— begin Entries provided —
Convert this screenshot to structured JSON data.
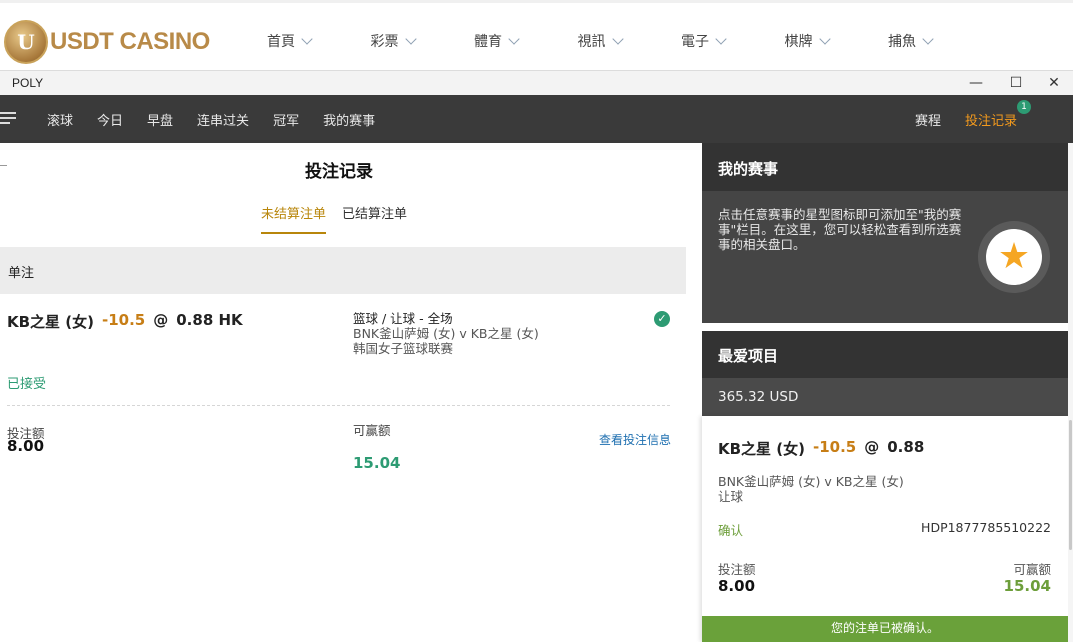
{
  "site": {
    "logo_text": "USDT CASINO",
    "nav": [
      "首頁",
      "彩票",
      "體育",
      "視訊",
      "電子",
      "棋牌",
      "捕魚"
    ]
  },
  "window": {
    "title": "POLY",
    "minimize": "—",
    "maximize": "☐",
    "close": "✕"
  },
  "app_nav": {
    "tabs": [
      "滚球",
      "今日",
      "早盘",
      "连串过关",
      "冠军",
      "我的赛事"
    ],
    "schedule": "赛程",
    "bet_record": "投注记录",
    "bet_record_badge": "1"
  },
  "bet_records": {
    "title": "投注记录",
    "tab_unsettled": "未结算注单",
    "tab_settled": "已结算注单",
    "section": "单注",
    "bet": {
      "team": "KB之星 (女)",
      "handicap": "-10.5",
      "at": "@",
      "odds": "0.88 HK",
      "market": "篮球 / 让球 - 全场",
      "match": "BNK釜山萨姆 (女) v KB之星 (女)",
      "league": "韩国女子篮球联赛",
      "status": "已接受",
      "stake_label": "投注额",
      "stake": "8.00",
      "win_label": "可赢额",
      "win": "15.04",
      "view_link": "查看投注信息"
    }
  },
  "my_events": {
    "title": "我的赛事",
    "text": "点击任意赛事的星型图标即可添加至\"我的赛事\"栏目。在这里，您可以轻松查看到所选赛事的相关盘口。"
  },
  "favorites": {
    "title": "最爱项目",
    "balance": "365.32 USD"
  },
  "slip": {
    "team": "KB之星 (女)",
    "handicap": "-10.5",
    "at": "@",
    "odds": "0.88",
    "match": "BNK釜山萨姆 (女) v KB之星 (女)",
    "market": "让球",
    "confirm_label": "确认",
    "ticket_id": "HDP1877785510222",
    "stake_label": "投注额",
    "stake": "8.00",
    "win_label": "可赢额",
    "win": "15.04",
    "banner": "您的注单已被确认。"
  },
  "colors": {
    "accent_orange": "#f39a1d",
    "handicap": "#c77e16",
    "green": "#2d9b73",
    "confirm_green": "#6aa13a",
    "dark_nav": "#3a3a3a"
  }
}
— end Entries provided —
— begin Entries provided —
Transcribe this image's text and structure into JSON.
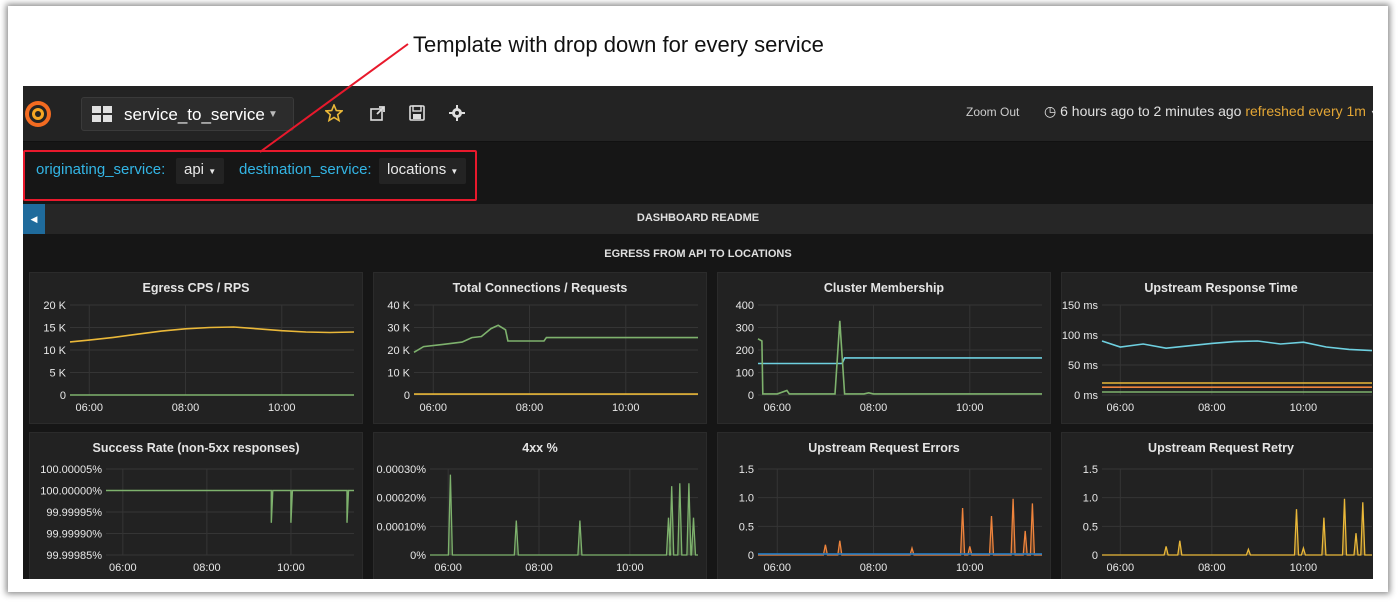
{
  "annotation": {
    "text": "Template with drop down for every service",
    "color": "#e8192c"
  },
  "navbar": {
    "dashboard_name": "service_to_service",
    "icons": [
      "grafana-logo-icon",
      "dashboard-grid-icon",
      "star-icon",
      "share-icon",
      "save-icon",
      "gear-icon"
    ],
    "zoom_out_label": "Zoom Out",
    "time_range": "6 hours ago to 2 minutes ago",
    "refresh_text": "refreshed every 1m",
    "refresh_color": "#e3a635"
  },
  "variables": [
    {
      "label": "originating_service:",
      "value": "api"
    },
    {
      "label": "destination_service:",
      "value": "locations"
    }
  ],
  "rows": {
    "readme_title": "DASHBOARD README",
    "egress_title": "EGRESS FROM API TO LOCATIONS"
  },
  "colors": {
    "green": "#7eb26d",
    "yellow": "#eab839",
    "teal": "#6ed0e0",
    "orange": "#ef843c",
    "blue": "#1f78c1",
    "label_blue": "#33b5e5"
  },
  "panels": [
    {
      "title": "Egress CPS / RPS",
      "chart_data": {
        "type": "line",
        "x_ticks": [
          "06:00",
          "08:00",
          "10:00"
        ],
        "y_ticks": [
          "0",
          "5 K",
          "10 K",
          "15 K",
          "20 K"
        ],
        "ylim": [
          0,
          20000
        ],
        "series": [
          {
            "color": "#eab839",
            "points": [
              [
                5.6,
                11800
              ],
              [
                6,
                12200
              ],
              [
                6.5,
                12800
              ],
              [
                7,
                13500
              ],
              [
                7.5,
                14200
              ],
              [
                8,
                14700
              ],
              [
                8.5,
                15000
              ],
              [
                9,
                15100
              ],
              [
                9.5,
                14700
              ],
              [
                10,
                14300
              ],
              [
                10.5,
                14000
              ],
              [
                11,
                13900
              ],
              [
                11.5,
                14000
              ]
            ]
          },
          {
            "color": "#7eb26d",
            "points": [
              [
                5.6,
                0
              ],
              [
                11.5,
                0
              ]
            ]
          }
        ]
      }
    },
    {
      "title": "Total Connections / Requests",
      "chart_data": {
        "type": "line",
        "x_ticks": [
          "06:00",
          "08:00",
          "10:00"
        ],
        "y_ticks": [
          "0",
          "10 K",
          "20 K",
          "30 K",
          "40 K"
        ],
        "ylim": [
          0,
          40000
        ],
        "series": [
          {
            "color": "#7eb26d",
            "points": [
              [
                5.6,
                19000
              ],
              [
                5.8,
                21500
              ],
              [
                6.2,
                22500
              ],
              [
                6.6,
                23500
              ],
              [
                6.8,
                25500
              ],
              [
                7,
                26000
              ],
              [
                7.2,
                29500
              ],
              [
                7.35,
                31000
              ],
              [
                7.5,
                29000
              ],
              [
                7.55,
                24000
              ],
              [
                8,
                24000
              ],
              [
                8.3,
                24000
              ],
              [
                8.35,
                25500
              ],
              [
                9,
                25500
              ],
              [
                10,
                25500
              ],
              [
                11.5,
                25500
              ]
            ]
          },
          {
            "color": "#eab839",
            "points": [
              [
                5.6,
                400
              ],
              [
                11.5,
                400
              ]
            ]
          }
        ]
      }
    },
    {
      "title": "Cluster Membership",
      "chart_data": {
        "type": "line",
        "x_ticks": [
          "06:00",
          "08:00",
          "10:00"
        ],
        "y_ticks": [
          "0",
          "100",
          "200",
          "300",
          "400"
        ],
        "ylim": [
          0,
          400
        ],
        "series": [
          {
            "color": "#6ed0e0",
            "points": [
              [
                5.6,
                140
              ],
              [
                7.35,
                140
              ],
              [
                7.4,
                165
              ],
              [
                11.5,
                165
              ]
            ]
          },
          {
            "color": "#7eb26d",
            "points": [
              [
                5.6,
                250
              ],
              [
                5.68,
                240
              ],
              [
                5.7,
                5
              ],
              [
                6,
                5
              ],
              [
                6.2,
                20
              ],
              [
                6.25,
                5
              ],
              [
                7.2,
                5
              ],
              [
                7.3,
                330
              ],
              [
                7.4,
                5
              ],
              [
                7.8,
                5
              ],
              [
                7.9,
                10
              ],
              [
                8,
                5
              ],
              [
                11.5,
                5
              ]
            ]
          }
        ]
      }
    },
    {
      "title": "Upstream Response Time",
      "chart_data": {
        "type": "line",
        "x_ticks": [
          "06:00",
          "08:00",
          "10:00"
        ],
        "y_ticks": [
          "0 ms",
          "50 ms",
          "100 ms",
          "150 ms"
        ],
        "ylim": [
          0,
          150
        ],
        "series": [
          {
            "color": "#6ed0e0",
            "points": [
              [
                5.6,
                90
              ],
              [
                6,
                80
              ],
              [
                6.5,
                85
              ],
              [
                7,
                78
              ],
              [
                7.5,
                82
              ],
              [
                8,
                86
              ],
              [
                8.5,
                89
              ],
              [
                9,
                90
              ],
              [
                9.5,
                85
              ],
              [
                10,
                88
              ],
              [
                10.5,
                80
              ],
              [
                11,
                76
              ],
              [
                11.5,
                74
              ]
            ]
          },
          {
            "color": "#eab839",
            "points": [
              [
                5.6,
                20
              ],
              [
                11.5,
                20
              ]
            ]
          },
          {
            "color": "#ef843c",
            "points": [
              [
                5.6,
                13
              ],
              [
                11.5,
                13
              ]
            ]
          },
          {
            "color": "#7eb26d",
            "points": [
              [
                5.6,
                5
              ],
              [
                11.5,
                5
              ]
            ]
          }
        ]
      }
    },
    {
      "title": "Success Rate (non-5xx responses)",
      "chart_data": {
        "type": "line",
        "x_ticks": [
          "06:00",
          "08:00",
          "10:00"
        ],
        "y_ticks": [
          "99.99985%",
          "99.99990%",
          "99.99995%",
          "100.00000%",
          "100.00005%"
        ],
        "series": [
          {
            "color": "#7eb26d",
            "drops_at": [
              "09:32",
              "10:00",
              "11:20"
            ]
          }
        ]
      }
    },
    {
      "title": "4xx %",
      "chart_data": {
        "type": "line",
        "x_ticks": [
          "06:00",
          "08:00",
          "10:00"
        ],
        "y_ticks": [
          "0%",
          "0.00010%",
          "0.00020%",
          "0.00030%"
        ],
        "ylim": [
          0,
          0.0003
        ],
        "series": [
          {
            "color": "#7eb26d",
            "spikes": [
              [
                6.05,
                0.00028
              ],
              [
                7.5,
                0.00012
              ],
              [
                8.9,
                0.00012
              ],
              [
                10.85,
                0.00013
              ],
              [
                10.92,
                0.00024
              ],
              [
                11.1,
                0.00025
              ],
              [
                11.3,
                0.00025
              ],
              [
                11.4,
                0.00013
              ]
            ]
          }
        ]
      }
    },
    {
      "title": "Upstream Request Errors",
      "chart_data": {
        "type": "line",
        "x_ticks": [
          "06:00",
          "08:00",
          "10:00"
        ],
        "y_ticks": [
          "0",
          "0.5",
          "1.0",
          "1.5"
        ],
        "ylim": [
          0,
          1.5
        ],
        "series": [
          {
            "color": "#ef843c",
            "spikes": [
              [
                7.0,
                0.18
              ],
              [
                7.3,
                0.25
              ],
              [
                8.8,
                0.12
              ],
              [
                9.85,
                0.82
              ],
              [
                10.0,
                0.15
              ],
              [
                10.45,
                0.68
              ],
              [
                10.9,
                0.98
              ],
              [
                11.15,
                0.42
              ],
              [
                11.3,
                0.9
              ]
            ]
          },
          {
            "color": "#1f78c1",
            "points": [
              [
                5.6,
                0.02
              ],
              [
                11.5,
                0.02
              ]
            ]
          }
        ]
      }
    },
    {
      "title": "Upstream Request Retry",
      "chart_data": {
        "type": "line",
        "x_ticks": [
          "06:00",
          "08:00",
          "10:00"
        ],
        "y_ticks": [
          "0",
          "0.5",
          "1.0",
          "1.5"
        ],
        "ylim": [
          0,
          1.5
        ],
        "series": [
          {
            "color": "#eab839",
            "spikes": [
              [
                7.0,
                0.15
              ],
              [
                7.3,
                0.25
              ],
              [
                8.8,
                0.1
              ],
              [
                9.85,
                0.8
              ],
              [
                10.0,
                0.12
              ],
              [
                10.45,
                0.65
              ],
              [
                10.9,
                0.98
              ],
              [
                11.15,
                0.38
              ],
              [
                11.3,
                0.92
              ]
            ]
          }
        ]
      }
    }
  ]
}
— end Entries provided —
Go through the material and select each line with the string "BNK釜山萨姆" in it.

      "match": "BNK釜山萨姆 (女) v KB之星 (女)",
    "match": "BNK釜山萨姆 (女) v KB之星 (女)",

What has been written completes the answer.